Exercise details →
Extract all lines that hold the string "JSON".

Supplied data →
────────────────────────────────────────

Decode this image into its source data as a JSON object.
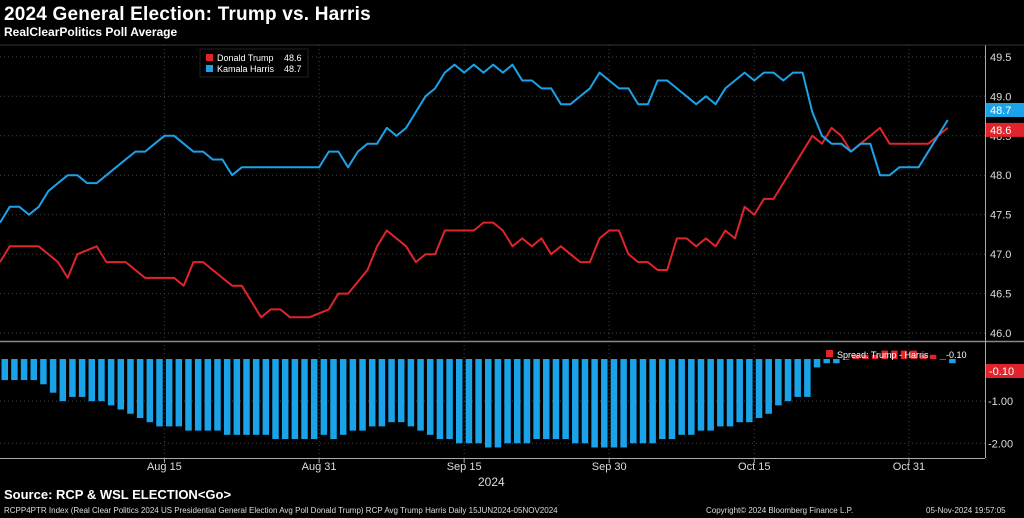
{
  "header": {
    "title": "2024 General Election: Trump vs. Harris",
    "subtitle": "RealClearPolitics Poll Average"
  },
  "colors": {
    "trump": "#e0242c",
    "harris": "#1aa3e8",
    "grid": "#444444",
    "axis": "#cccccc"
  },
  "chart_data": {
    "type": "line",
    "x_type": "date",
    "x_start": "2024-07-29",
    "x_end": "2024-11-05",
    "x_ticks": [
      {
        "date": "2024-08-15",
        "label": "Aug 15"
      },
      {
        "date": "2024-08-31",
        "label": "Aug 31"
      },
      {
        "date": "2024-09-15",
        "label": "Sep 15"
      },
      {
        "date": "2024-09-30",
        "label": "Sep 30"
      },
      {
        "date": "2024-10-15",
        "label": "Oct 15"
      },
      {
        "date": "2024-10-31",
        "label": "Oct 31"
      }
    ],
    "year_label": "2024",
    "top_panel": {
      "ylim": [
        45.9,
        49.65
      ],
      "yticks": [
        "46.0",
        "46.5",
        "47.0",
        "47.5",
        "48.0",
        "48.5",
        "49.0",
        "49.5"
      ],
      "legend": [
        {
          "name": "Donald Trump",
          "value": "48.6",
          "color": "#e0242c"
        },
        {
          "name": "Kamala Harris",
          "value": "48.7",
          "color": "#1aa3e8"
        }
      ],
      "last_value_labels": [
        {
          "text": "48.7",
          "value": 48.7,
          "color": "#1aa3e8"
        },
        {
          "text": "48.6",
          "value": 48.6,
          "color": "#e0242c"
        }
      ],
      "series": [
        {
          "name": "Donald Trump",
          "color": "#e0242c",
          "points": [
            [
              "2024-07-29",
              46.9
            ],
            [
              "2024-07-30",
              47.1
            ],
            [
              "2024-08-02",
              47.1
            ],
            [
              "2024-08-04",
              46.9
            ],
            [
              "2024-08-05",
              46.7
            ],
            [
              "2024-08-06",
              47.0
            ],
            [
              "2024-08-08",
              47.1
            ],
            [
              "2024-08-09",
              46.9
            ],
            [
              "2024-08-11",
              46.9
            ],
            [
              "2024-08-13",
              46.7
            ],
            [
              "2024-08-16",
              46.7
            ],
            [
              "2024-08-17",
              46.6
            ],
            [
              "2024-08-18",
              46.9
            ],
            [
              "2024-08-19",
              46.9
            ],
            [
              "2024-08-22",
              46.6
            ],
            [
              "2024-08-23",
              46.6
            ],
            [
              "2024-08-25",
              46.2
            ],
            [
              "2024-08-26",
              46.3
            ],
            [
              "2024-08-27",
              46.3
            ],
            [
              "2024-08-28",
              46.2
            ],
            [
              "2024-08-30",
              46.2
            ],
            [
              "2024-09-01",
              46.3
            ],
            [
              "2024-09-02",
              46.5
            ],
            [
              "2024-09-03",
              46.5
            ],
            [
              "2024-09-05",
              46.8
            ],
            [
              "2024-09-06",
              47.1
            ],
            [
              "2024-09-07",
              47.3
            ],
            [
              "2024-09-09",
              47.1
            ],
            [
              "2024-09-10",
              46.9
            ],
            [
              "2024-09-11",
              47.0
            ],
            [
              "2024-09-12",
              47.0
            ],
            [
              "2024-09-13",
              47.3
            ],
            [
              "2024-09-16",
              47.3
            ],
            [
              "2024-09-17",
              47.4
            ],
            [
              "2024-09-18",
              47.4
            ],
            [
              "2024-09-19",
              47.3
            ],
            [
              "2024-09-20",
              47.1
            ],
            [
              "2024-09-21",
              47.2
            ],
            [
              "2024-09-22",
              47.1
            ],
            [
              "2024-09-23",
              47.2
            ],
            [
              "2024-09-24",
              47.0
            ],
            [
              "2024-09-25",
              47.1
            ],
            [
              "2024-09-26",
              47.0
            ],
            [
              "2024-09-27",
              46.9
            ],
            [
              "2024-09-28",
              46.9
            ],
            [
              "2024-09-29",
              47.2
            ],
            [
              "2024-09-30",
              47.3
            ],
            [
              "2024-10-01",
              47.3
            ],
            [
              "2024-10-02",
              47.0
            ],
            [
              "2024-10-03",
              46.9
            ],
            [
              "2024-10-04",
              46.9
            ],
            [
              "2024-10-05",
              46.8
            ],
            [
              "2024-10-06",
              46.8
            ],
            [
              "2024-10-07",
              47.2
            ],
            [
              "2024-10-08",
              47.2
            ],
            [
              "2024-10-09",
              47.1
            ],
            [
              "2024-10-10",
              47.2
            ],
            [
              "2024-10-11",
              47.1
            ],
            [
              "2024-10-12",
              47.3
            ],
            [
              "2024-10-13",
              47.2
            ],
            [
              "2024-10-14",
              47.6
            ],
            [
              "2024-10-15",
              47.5
            ],
            [
              "2024-10-16",
              47.7
            ],
            [
              "2024-10-17",
              47.7
            ],
            [
              "2024-10-21",
              48.5
            ],
            [
              "2024-10-22",
              48.4
            ],
            [
              "2024-10-23",
              48.6
            ],
            [
              "2024-10-24",
              48.5
            ],
            [
              "2024-10-25",
              48.3
            ],
            [
              "2024-10-26",
              48.4
            ],
            [
              "2024-10-28",
              48.6
            ],
            [
              "2024-10-29",
              48.4
            ],
            [
              "2024-11-01",
              48.4
            ],
            [
              "2024-11-02",
              48.4
            ],
            [
              "2024-11-03",
              48.5
            ],
            [
              "2024-11-04",
              48.6
            ]
          ]
        },
        {
          "name": "Kamala Harris",
          "color": "#1aa3e8",
          "points": [
            [
              "2024-07-29",
              47.4
            ],
            [
              "2024-07-30",
              47.6
            ],
            [
              "2024-07-31",
              47.6
            ],
            [
              "2024-08-01",
              47.5
            ],
            [
              "2024-08-02",
              47.6
            ],
            [
              "2024-08-03",
              47.8
            ],
            [
              "2024-08-05",
              48.0
            ],
            [
              "2024-08-06",
              48.0
            ],
            [
              "2024-08-07",
              47.9
            ],
            [
              "2024-08-08",
              47.9
            ],
            [
              "2024-08-10",
              48.1
            ],
            [
              "2024-08-12",
              48.3
            ],
            [
              "2024-08-13",
              48.3
            ],
            [
              "2024-08-14",
              48.4
            ],
            [
              "2024-08-15",
              48.5
            ],
            [
              "2024-08-16",
              48.5
            ],
            [
              "2024-08-18",
              48.3
            ],
            [
              "2024-08-19",
              48.3
            ],
            [
              "2024-08-20",
              48.2
            ],
            [
              "2024-08-21",
              48.2
            ],
            [
              "2024-08-22",
              48.0
            ],
            [
              "2024-08-23",
              48.1
            ],
            [
              "2024-08-31",
              48.1
            ],
            [
              "2024-09-01",
              48.3
            ],
            [
              "2024-09-02",
              48.3
            ],
            [
              "2024-09-03",
              48.1
            ],
            [
              "2024-09-04",
              48.3
            ],
            [
              "2024-09-05",
              48.4
            ],
            [
              "2024-09-06",
              48.4
            ],
            [
              "2024-09-07",
              48.6
            ],
            [
              "2024-09-08",
              48.5
            ],
            [
              "2024-09-09",
              48.6
            ],
            [
              "2024-09-10",
              48.8
            ],
            [
              "2024-09-11",
              49.0
            ],
            [
              "2024-09-12",
              49.1
            ],
            [
              "2024-09-13",
              49.3
            ],
            [
              "2024-09-14",
              49.4
            ],
            [
              "2024-09-15",
              49.3
            ],
            [
              "2024-09-16",
              49.4
            ],
            [
              "2024-09-17",
              49.3
            ],
            [
              "2024-09-18",
              49.4
            ],
            [
              "2024-09-19",
              49.3
            ],
            [
              "2024-09-20",
              49.4
            ],
            [
              "2024-09-21",
              49.2
            ],
            [
              "2024-09-22",
              49.2
            ],
            [
              "2024-09-23",
              49.1
            ],
            [
              "2024-09-24",
              49.1
            ],
            [
              "2024-09-25",
              48.9
            ],
            [
              "2024-09-26",
              48.9
            ],
            [
              "2024-09-28",
              49.1
            ],
            [
              "2024-09-29",
              49.3
            ],
            [
              "2024-09-30",
              49.2
            ],
            [
              "2024-10-01",
              49.1
            ],
            [
              "2024-10-02",
              49.1
            ],
            [
              "2024-10-03",
              48.9
            ],
            [
              "2024-10-04",
              48.9
            ],
            [
              "2024-10-05",
              49.2
            ],
            [
              "2024-10-06",
              49.2
            ],
            [
              "2024-10-07",
              49.1
            ],
            [
              "2024-10-08",
              49.0
            ],
            [
              "2024-10-09",
              48.9
            ],
            [
              "2024-10-10",
              49.0
            ],
            [
              "2024-10-11",
              48.9
            ],
            [
              "2024-10-12",
              49.1
            ],
            [
              "2024-10-14",
              49.3
            ],
            [
              "2024-10-15",
              49.2
            ],
            [
              "2024-10-16",
              49.3
            ],
            [
              "2024-10-17",
              49.3
            ],
            [
              "2024-10-18",
              49.2
            ],
            [
              "2024-10-19",
              49.3
            ],
            [
              "2024-10-20",
              49.3
            ],
            [
              "2024-10-21",
              48.8
            ],
            [
              "2024-10-22",
              48.5
            ],
            [
              "2024-10-23",
              48.4
            ],
            [
              "2024-10-24",
              48.4
            ],
            [
              "2024-10-25",
              48.3
            ],
            [
              "2024-10-26",
              48.4
            ],
            [
              "2024-10-27",
              48.4
            ],
            [
              "2024-10-28",
              48.0
            ],
            [
              "2024-10-29",
              48.0
            ],
            [
              "2024-10-30",
              48.1
            ],
            [
              "2024-11-01",
              48.1
            ],
            [
              "2024-11-03",
              48.5
            ],
            [
              "2024-11-04",
              48.7
            ]
          ]
        }
      ]
    },
    "bottom_panel": {
      "type": "bar",
      "ylim": [
        -2.35,
        0.38
      ],
      "yticks": [
        "-1.00",
        "-2.00"
      ],
      "legend": {
        "name": "Spread: Trump - Harris",
        "value": "-0.10",
        "color": "#e0242c"
      },
      "last_value_label": {
        "text": "-0.10",
        "value": -0.1,
        "color": "#e0242c"
      },
      "positive_color": "#e0242c",
      "negative_color": "#1aa3e8",
      "x_start": "2024-07-29",
      "values": [
        -0.5,
        -0.5,
        -0.5,
        -0.5,
        -0.6,
        -0.8,
        -1.0,
        -0.9,
        -0.9,
        -1.0,
        -1.0,
        -1.1,
        -1.2,
        -1.3,
        -1.4,
        -1.5,
        -1.6,
        -1.6,
        -1.6,
        -1.7,
        -1.7,
        -1.7,
        -1.7,
        -1.8,
        -1.8,
        -1.8,
        -1.8,
        -1.8,
        -1.9,
        -1.9,
        -1.9,
        -1.9,
        -1.9,
        -1.8,
        -1.9,
        -1.8,
        -1.7,
        -1.7,
        -1.6,
        -1.6,
        -1.5,
        -1.5,
        -1.6,
        -1.7,
        -1.8,
        -1.9,
        -1.9,
        -2.0,
        -2.0,
        -2.0,
        -2.1,
        -2.1,
        -2.0,
        -2.0,
        -2.0,
        -1.9,
        -1.9,
        -1.9,
        -1.9,
        -2.0,
        -2.0,
        -2.1,
        -2.1,
        -2.1,
        -2.1,
        -2.0,
        -2.0,
        -2.0,
        -1.9,
        -1.9,
        -1.8,
        -1.8,
        -1.7,
        -1.7,
        -1.6,
        -1.6,
        -1.5,
        -1.5,
        -1.4,
        -1.3,
        -1.1,
        -1.0,
        -0.9,
        -0.9,
        -0.2,
        -0.1,
        -0.1,
        0.0,
        0.1,
        0.1,
        0.1,
        0.2,
        0.2,
        0.2,
        0.2,
        0.1,
        0.1,
        0.0,
        -0.1
      ]
    }
  },
  "footer": {
    "source": "Source: RCP & WSL ELECTION<Go>",
    "description": "RCPP4PTR Index (Real Clear Politics 2024 US Presidential General Election Avg Poll Donald Trump) RCP Avg Trump Harris  Daily 15JUN2024-05NOV2024",
    "copyright": "Copyright© 2024 Bloomberg Finance L.P.",
    "timestamp": "05-Nov-2024 19:57:05"
  }
}
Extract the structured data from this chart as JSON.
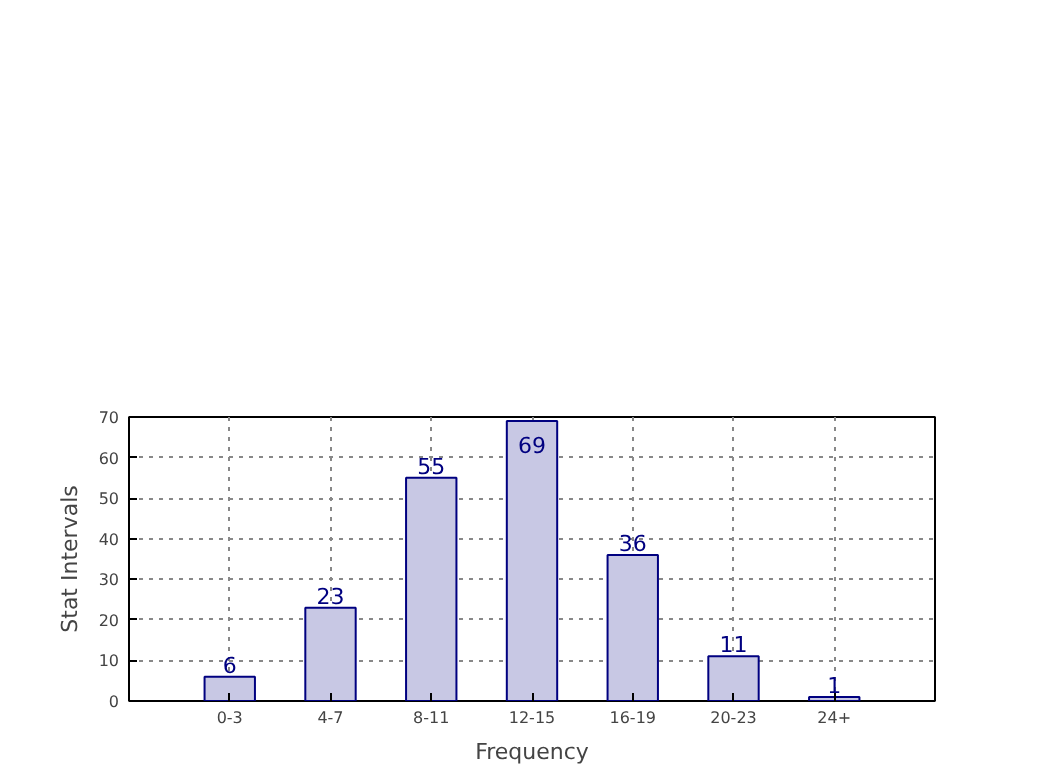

────────────────────────────────────────

Written response →
Decode this image into its source data as a JSON object.
Extract the structured data from this chart as JSON.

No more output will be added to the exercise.